## Problem requirements
Keep every line where the word "Includes" appears; drop the rest.

## Material shown

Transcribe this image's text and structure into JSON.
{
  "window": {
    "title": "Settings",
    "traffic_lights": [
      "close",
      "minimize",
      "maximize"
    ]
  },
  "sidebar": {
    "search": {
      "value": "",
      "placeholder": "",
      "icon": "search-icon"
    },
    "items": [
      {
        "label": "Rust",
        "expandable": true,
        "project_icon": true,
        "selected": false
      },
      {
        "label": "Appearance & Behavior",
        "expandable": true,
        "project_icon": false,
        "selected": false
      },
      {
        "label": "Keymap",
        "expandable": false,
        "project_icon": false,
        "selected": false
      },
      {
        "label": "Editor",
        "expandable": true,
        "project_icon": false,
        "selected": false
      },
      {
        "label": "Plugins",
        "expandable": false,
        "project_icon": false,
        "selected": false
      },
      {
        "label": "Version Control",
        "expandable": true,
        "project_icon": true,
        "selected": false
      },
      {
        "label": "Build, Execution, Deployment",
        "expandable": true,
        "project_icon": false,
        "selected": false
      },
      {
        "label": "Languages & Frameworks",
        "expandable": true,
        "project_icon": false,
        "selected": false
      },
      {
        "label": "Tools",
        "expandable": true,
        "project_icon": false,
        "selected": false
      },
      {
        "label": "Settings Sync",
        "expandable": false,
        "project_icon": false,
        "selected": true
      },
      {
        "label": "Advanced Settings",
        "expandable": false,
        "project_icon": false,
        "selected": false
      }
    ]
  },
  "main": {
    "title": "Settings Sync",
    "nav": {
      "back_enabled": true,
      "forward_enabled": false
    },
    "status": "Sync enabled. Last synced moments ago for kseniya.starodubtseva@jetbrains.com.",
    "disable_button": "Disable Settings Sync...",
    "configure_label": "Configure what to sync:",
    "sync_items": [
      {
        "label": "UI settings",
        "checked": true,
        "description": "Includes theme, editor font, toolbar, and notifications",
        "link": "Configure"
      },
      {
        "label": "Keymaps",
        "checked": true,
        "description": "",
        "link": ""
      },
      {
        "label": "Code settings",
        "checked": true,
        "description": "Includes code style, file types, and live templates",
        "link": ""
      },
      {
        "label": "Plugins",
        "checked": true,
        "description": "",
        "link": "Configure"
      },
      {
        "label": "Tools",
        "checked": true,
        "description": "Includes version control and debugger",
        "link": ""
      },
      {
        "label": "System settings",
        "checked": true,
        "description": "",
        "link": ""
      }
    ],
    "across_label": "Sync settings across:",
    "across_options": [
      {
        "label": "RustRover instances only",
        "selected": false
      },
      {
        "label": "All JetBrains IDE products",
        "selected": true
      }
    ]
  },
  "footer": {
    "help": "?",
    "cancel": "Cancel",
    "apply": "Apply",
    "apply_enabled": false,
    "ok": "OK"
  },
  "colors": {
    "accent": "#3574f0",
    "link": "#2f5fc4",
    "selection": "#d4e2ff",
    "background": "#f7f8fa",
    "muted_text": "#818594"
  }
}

## Solution for this problem
        "description": "Includes theme, editor font, toolbar, and notifications",
        "description": "Includes code style, file types, and live templates",
        "description": "Includes version control and debugger",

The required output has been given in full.